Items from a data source
########
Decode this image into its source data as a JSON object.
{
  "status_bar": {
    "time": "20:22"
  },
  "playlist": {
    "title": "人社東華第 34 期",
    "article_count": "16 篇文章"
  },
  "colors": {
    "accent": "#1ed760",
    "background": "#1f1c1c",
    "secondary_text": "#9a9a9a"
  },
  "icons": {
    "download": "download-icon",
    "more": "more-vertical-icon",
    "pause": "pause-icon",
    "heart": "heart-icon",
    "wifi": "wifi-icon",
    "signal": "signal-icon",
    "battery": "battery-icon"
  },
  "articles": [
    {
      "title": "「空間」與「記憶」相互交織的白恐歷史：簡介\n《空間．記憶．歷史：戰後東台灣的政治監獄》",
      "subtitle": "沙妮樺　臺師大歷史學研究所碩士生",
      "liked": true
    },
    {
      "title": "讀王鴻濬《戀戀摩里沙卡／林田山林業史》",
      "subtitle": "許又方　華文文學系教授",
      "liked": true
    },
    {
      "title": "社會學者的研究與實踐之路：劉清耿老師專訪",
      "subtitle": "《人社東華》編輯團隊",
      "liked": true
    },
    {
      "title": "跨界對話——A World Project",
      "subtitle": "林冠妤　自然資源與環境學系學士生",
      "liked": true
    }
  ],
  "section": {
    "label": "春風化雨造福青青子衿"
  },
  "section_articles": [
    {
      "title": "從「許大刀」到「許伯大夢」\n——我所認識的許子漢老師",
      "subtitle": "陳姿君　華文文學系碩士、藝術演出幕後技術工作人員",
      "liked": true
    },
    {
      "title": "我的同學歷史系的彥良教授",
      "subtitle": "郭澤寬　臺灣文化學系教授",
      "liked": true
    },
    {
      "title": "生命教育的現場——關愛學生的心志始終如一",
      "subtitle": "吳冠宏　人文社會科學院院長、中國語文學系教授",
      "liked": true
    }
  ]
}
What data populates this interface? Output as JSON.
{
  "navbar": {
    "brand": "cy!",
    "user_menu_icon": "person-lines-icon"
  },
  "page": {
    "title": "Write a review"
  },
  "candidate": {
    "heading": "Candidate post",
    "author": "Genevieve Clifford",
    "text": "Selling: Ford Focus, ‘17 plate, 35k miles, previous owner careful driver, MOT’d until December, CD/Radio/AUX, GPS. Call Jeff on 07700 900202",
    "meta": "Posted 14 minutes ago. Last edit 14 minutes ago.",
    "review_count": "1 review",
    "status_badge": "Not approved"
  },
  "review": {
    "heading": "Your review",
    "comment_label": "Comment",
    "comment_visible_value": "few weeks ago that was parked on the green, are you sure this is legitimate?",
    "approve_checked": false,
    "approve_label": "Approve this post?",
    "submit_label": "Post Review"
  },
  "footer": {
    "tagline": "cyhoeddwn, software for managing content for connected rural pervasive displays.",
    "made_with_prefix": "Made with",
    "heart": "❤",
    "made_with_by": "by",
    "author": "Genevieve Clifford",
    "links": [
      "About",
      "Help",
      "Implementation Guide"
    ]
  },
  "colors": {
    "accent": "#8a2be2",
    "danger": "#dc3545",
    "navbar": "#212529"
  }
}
########
# [Your task]
Transcribe all of the material exactly. Omit nothing.

# [Result of this task]
Decode this image into its source data as a JSON object.
{
  "status_bar": {
    "time": "20:22"
  },
  "playlist": {
    "title": "人社東華第 34 期",
    "article_count": "16 篇文章"
  },
  "colors": {
    "accent": "#1ed760",
    "background": "#1f1c1c",
    "secondary_text": "#9a9a9a"
  },
  "icons": {
    "download": "download-icon",
    "more": "more-vertical-icon",
    "pause": "pause-icon",
    "heart": "heart-icon",
    "wifi": "wifi-icon",
    "signal": "signal-icon",
    "battery": "battery-icon"
  },
  "articles": [
    {
      "title": "「空間」與「記憶」相互交織的白恐歷史：簡介\n《空間．記憶．歷史：戰後東台灣的政治監獄》",
      "subtitle": "沙妮樺　臺師大歷史學研究所碩士生",
      "liked": true
    },
    {
      "title": "讀王鴻濬《戀戀摩里沙卡／林田山林業史》",
      "subtitle": "許又方　華文文學系教授",
      "liked": true
    },
    {
      "title": "社會學者的研究與實踐之路：劉清耿老師專訪",
      "subtitle": "《人社東華》編輯團隊",
      "liked": true
    },
    {
      "title": "跨界對話——A World Project",
      "subtitle": "林冠妤　自然資源與環境學系學士生",
      "liked": true
    }
  ],
  "section": {
    "label": "春風化雨造福青青子衿"
  },
  "section_articles": [
    {
      "title": "從「許大刀」到「許伯大夢」\n——我所認識的許子漢老師",
      "subtitle": "陳姿君　華文文學系碩士、藝術演出幕後技術工作人員",
      "liked": true
    },
    {
      "title": "我的同學歷史系的彥良教授",
      "subtitle": "郭澤寬　臺灣文化學系教授",
      "liked": true
    },
    {
      "title": "生命教育的現場——關愛學生的心志始終如一",
      "subtitle": "吳冠宏　人文社會科學院院長、中國語文學系教授",
      "liked": true
    }
  ]
}
What data populates this interface? Output as JSON.
{
  "navbar": {
    "brand": "cy!",
    "user_menu_icon": "person-lines-icon"
  },
  "page": {
    "title": "Write a review"
  },
  "candidate": {
    "heading": "Candidate post",
    "author": "Genevieve Clifford",
    "text": "Selling: Ford Focus, ‘17 plate, 35k miles, previous owner careful driver, MOT’d until December, CD/Radio/AUX, GPS. Call Jeff on 07700 900202",
    "meta": "Posted 14 minutes ago. Last edit 14 minutes ago.",
    "review_count": "1 review",
    "status_badge": "Not approved"
  },
  "review": {
    "heading": "Your review",
    "comment_label": "Comment",
    "comment_visible_value": "few weeks ago that was parked on the green, are you sure this is legitimate?",
    "approve_checked": false,
    "approve_label": "Approve this post?",
    "submit_label": "Post Review"
  },
  "footer": {
    "tagline": "cyhoeddwn, software for managing content for connected rural pervasive displays.",
    "made_with_prefix": "Made with",
    "heart": "❤",
    "made_with_by": "by",
    "author": "Genevieve Clifford",
    "links": [
      "About",
      "Help",
      "Implementation Guide"
    ]
  },
  "colors": {
    "accent": "#8a2be2",
    "danger": "#dc3545",
    "navbar": "#212529"
  }
}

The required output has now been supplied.